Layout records
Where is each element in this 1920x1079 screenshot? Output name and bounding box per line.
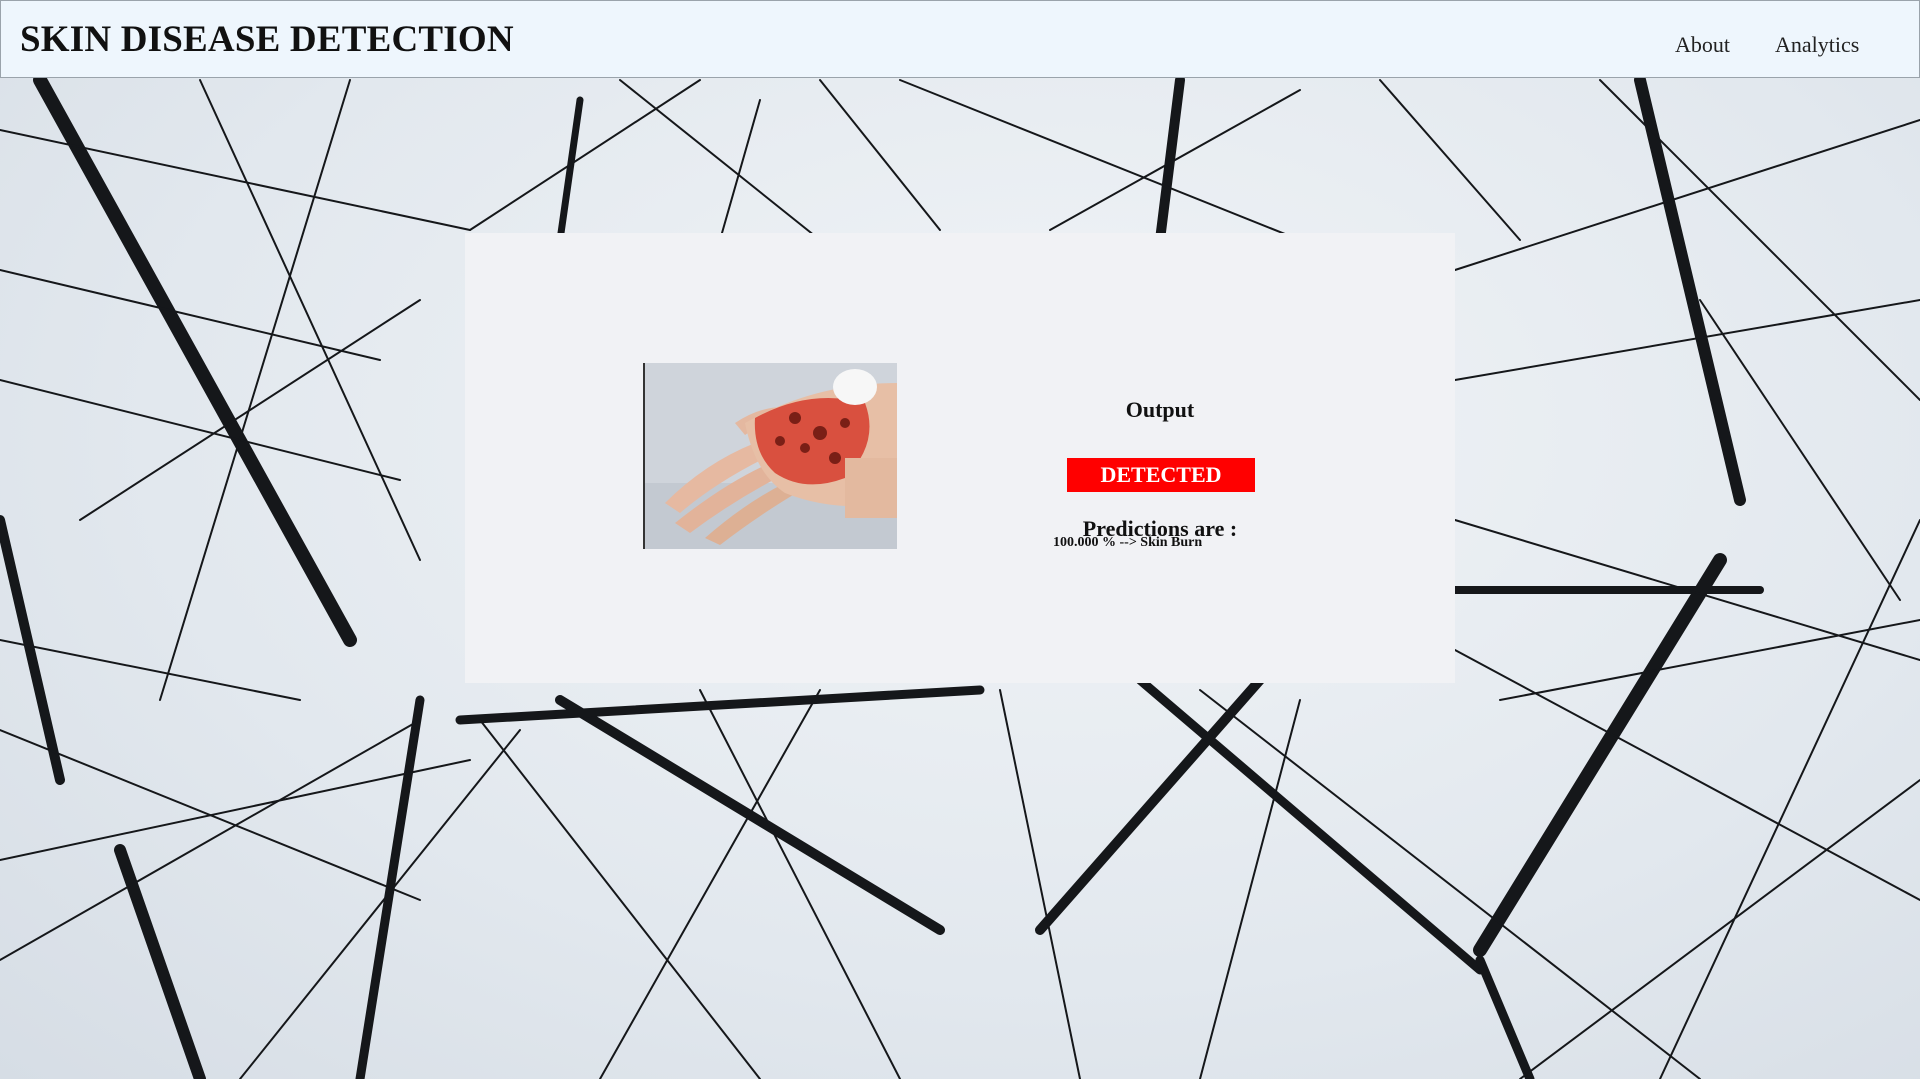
prediction-result-line: 100.000 % --> Skin Burn bbox=[1053, 535, 1203, 550]
top-navbar: SKIN DISEASE DETECTION About Analytics bbox=[0, 0, 1920, 78]
hand-burn-photo bbox=[645, 363, 897, 549]
output-heading: Output bbox=[1125, 397, 1195, 422]
nav-link-analytics[interactable]: Analytics bbox=[1775, 32, 1859, 58]
nav-link-about[interactable]: About bbox=[1675, 32, 1730, 58]
detected-status-badge: DETECTED bbox=[1067, 458, 1255, 492]
app-title: SKIN DISEASE DETECTION bbox=[20, 19, 514, 60]
uploaded-skin-image bbox=[643, 363, 897, 549]
result-panel: Output DETECTED Predictions are : 100.00… bbox=[465, 233, 1455, 683]
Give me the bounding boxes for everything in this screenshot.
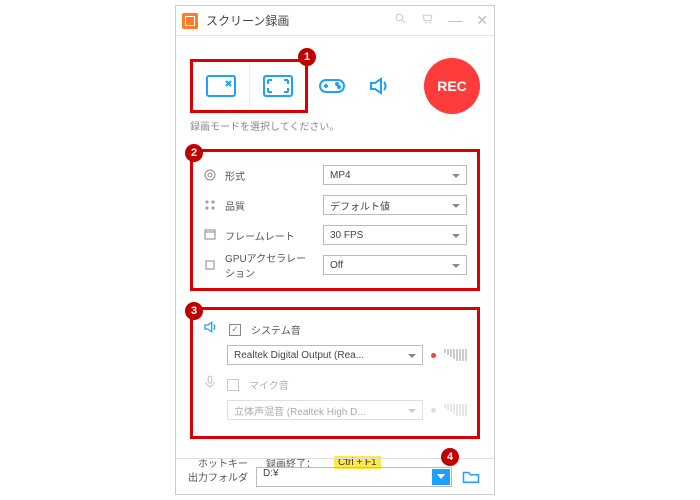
- region-mode-group: [190, 59, 308, 113]
- custom-region-button[interactable]: [193, 62, 249, 110]
- callout-badge-4: 4: [441, 448, 459, 466]
- mic-audio-device-dropdown[interactable]: 立体声混音 (Realtek High D...: [227, 400, 423, 420]
- audio-mode-button[interactable]: [356, 62, 404, 110]
- quality-row: 品質 デフォルト値: [203, 192, 467, 218]
- mic-audio-device-row: 立体声混音 (Realtek High D...: [227, 400, 467, 420]
- titlebar: スクリーン録画 — ✕: [176, 6, 494, 36]
- record-button[interactable]: REC: [424, 58, 480, 114]
- search-icon[interactable]: [394, 12, 407, 29]
- system-audio-checkbox[interactable]: ✓: [229, 324, 241, 336]
- microphone-icon: [203, 375, 217, 394]
- mic-audio-checkbox[interactable]: [227, 379, 239, 391]
- volume-meter-icon: [444, 349, 467, 361]
- close-button[interactable]: ✕: [476, 12, 488, 29]
- video-settings-section: 2 形式 MP4 品質 デフォルト値 フレームレート 30 FPS GPUアクセ…: [190, 149, 480, 291]
- quality-icon: [203, 198, 217, 212]
- mic-indicator-icon: [431, 408, 436, 413]
- system-audio-header: ✓ システム音: [203, 320, 467, 339]
- open-folder-button[interactable]: [460, 470, 482, 484]
- mode-hint: 録画モードを選択してください。: [190, 118, 494, 133]
- cart-icon[interactable]: [421, 12, 434, 29]
- fps-dropdown[interactable]: 30 FPS: [323, 225, 467, 245]
- system-audio-device-dropdown[interactable]: Realtek Digital Output (Rea...: [227, 345, 423, 365]
- format-icon: [203, 168, 217, 182]
- mic-audio-label: マイク音: [249, 377, 289, 392]
- system-audio-label: システム音: [251, 322, 301, 337]
- gpu-icon: [203, 258, 217, 272]
- fps-row: フレームレート 30 FPS: [203, 222, 467, 248]
- output-folder-input[interactable]: D:¥ 4: [256, 467, 452, 487]
- format-label: 形式: [225, 168, 315, 183]
- fullscreen-button[interactable]: [249, 62, 305, 110]
- callout-badge-3: 3: [185, 302, 203, 320]
- mode-toolbar: 1 REC: [190, 58, 480, 114]
- fps-label: フレームレート: [225, 228, 315, 243]
- callout-badge-2: 2: [185, 144, 203, 162]
- quality-label: 品質: [225, 198, 315, 213]
- titlebar-actions: — ✕: [394, 12, 488, 29]
- minimize-button[interactable]: —: [448, 12, 462, 29]
- quality-dropdown[interactable]: デフォルト値: [323, 195, 467, 215]
- fps-icon: [203, 228, 217, 242]
- gpu-row: GPUアクセラレーション Off: [203, 252, 467, 278]
- output-folder-label: 出力フォルダ: [188, 469, 248, 484]
- speaker-icon: [203, 320, 219, 339]
- output-bar: 出力フォルダ D:¥ 4: [176, 458, 494, 494]
- recording-indicator-icon: [431, 353, 436, 358]
- output-folder-dropdown-button[interactable]: [432, 469, 450, 485]
- app-icon: [182, 13, 198, 29]
- game-mode-button[interactable]: [308, 62, 356, 110]
- window-title: スクリーン録画: [206, 12, 394, 29]
- callout-badge-1: 1: [298, 48, 316, 66]
- record-label: REC: [437, 78, 467, 94]
- system-audio-device-row: Realtek Digital Output (Rea...: [227, 345, 467, 365]
- format-row: 形式 MP4: [203, 162, 467, 188]
- mic-volume-meter-icon: [444, 404, 467, 416]
- gpu-dropdown[interactable]: Off: [323, 255, 467, 275]
- mic-audio-header: マイク音: [203, 375, 467, 394]
- app-window: スクリーン録画 — ✕ 1 REC: [175, 5, 495, 495]
- format-dropdown[interactable]: MP4: [323, 165, 467, 185]
- audio-settings-section: 3 ✓ システム音 Realtek Digital Output (Rea...…: [190, 307, 480, 439]
- gpu-label: GPUアクセラレーション: [225, 250, 315, 280]
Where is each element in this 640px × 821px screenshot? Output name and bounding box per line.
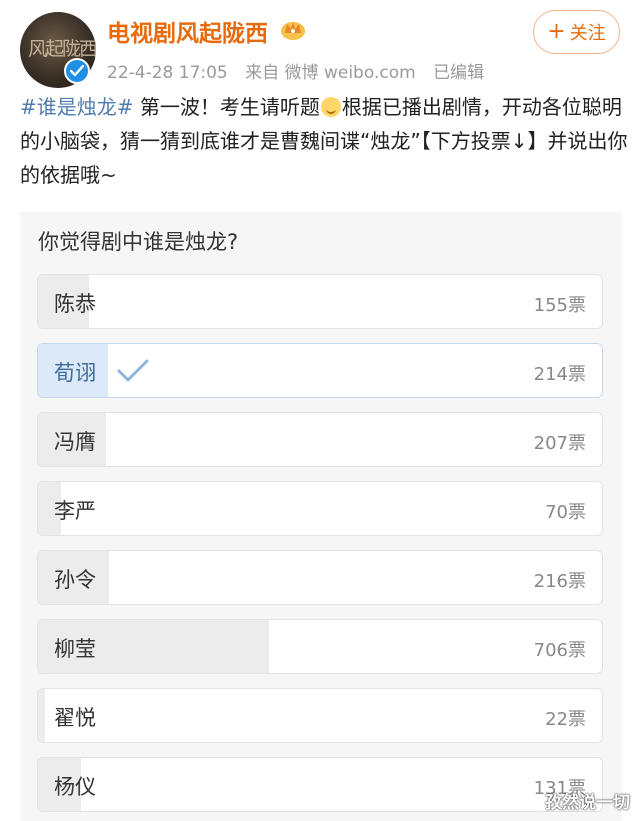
plus-icon: + xyxy=(547,19,566,44)
edited-label[interactable]: 已编辑 xyxy=(433,63,484,83)
username[interactable]: 电视剧风起陇西 xyxy=(107,14,268,48)
verified-badge-icon xyxy=(64,58,90,84)
poll-question: 你觉得剧中谁是烛龙? xyxy=(38,230,239,254)
poll-option-count: 155票 xyxy=(533,295,586,316)
follow-label: 关注 xyxy=(569,23,606,44)
poll-option[interactable]: 李严 70票 xyxy=(37,481,603,536)
crown-icon xyxy=(279,17,307,41)
poll-option-label: 杨仪 xyxy=(54,775,96,799)
poll-option-bar xyxy=(38,689,46,742)
avatar-text: 风起陇西 xyxy=(28,38,96,60)
poll-option-label: 陈恭 xyxy=(54,292,96,316)
poll-option[interactable]: 柳莹 706票 xyxy=(37,619,603,674)
follow-button[interactable]: + 关注 xyxy=(533,10,620,54)
post-source: 来自 微博 weibo.com xyxy=(245,63,416,83)
watermark: 孜然说一切 xyxy=(545,793,630,813)
post-meta: 22-4-28 17:05 来自 微博 weibo.com 已编辑 xyxy=(107,58,496,83)
poll-option-count: 706票 xyxy=(533,640,586,661)
thinking-emoji-icon xyxy=(320,97,341,117)
poll-option[interactable]: 翟悦 22票 xyxy=(37,688,603,743)
poll-option-label: 柳莹 xyxy=(54,637,96,661)
poll-option-count: 22票 xyxy=(545,709,586,730)
poll-option-selected[interactable]: 荀诩 214票 xyxy=(37,343,603,398)
poll-option-label: 冯膺 xyxy=(54,430,96,454)
post-date: 22-4-28 17:05 xyxy=(107,63,228,83)
checkmark-icon xyxy=(116,358,150,388)
poll-option[interactable]: 杨仪 131票 xyxy=(37,757,603,812)
poll-option-count: 207票 xyxy=(533,433,586,454)
poll-option-label: 孙令 xyxy=(54,568,96,592)
poll-option-count: 70票 xyxy=(545,502,586,523)
poll-option[interactable]: 孙令 216票 xyxy=(37,550,603,605)
post-text-part1: 第一波！考生请听题 xyxy=(133,95,320,119)
hashtag-link[interactable]: #谁是烛龙# xyxy=(20,95,134,119)
poll-option-label: 李严 xyxy=(54,499,96,523)
poll-option-label: 翟悦 xyxy=(54,706,96,730)
poll-option-count: 214票 xyxy=(533,364,586,385)
poll-card: 你觉得剧中谁是烛龙? 陈恭 155票 荀诩 214票 冯膺 207票 李严 70… xyxy=(20,212,622,821)
poll-option-count: 216票 xyxy=(533,571,586,592)
poll-option[interactable]: 冯膺 207票 xyxy=(37,412,603,467)
poll-option[interactable]: 陈恭 155票 xyxy=(37,274,603,329)
post-text: #谁是烛龙# 第一波！考生请听题 根据已播出剧情，开动各位聪明的小脑袋，猜一猜到底… xyxy=(20,90,630,192)
poll-option-label: 荀诩 xyxy=(54,361,96,385)
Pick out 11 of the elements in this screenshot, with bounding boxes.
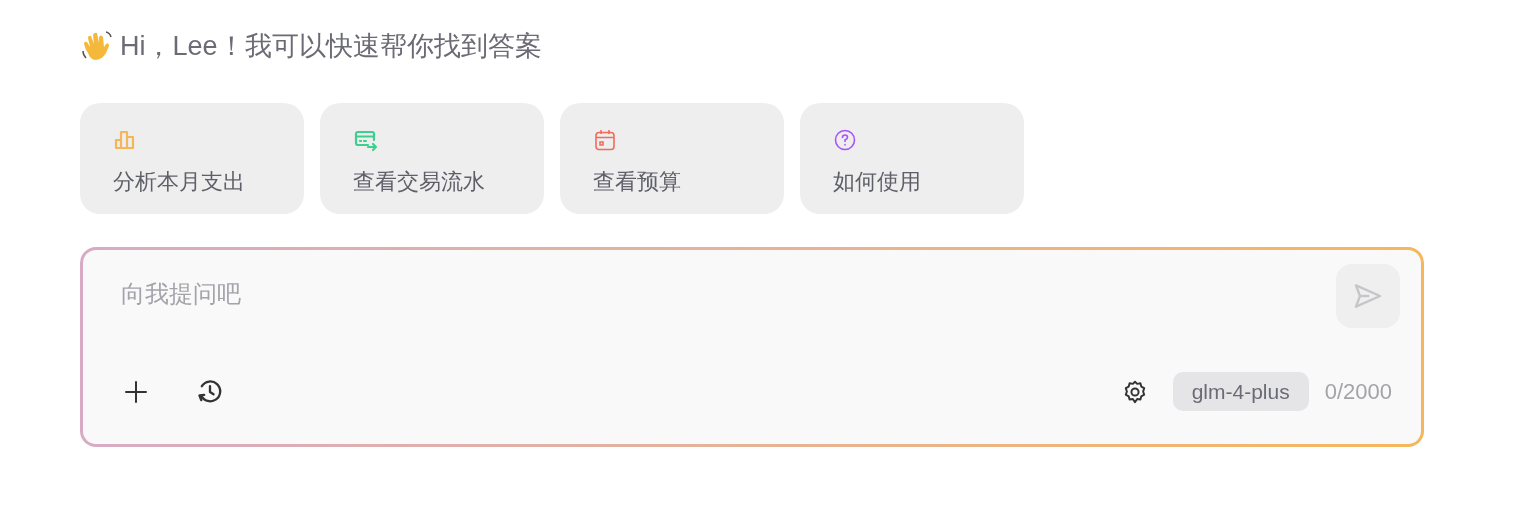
plus-icon xyxy=(124,379,148,404)
waving-hand-icon xyxy=(80,29,114,63)
suggestion-card[interactable]: 如何使用 xyxy=(800,103,1024,214)
model-selector[interactable]: glm-4-plus xyxy=(1172,372,1309,411)
greeting-text: Hi，Lee！我可以快速帮你找到答案 xyxy=(120,29,542,63)
suggestion-card[interactable]: 分析本月支出 xyxy=(80,103,304,214)
question-field[interactable]: 向我提问吧 xyxy=(121,276,1021,312)
suggestion-card[interactable]: 查看预算 xyxy=(560,103,784,214)
character-count: 0/2000 xyxy=(1324,378,1392,406)
add-button[interactable] xyxy=(123,378,149,405)
suggestion-card[interactable]: 查看交易流水 xyxy=(320,103,544,214)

> **To be done**:
Retype the stretch from the start of the records through the line containing "Give me the", with both ends included. Leave the pictures out of the answer.

> **Task output**:
Where is each element in this 1920x1079 screenshot? Output name and bounding box per line.
prediction-result-line: 100.000 % --> Skin Burn bbox=[1053, 535, 1203, 550]
top-navbar: SKIN DISEASE DETECTION About Analytics bbox=[0, 0, 1920, 78]
hand-burn-photo bbox=[645, 363, 897, 549]
output-heading: Output bbox=[1125, 397, 1195, 422]
nav-link-analytics[interactable]: Analytics bbox=[1775, 32, 1859, 58]
nav-link-about[interactable]: About bbox=[1675, 32, 1730, 58]
detected-status-badge: DETECTED bbox=[1067, 458, 1255, 492]
app-title: SKIN DISEASE DETECTION bbox=[20, 19, 514, 60]
uploaded-skin-image bbox=[643, 363, 897, 549]
result-panel: Output DETECTED Predictions are : 100.00… bbox=[465, 233, 1455, 683]
Give me the bounding boxes for everything in this screenshot.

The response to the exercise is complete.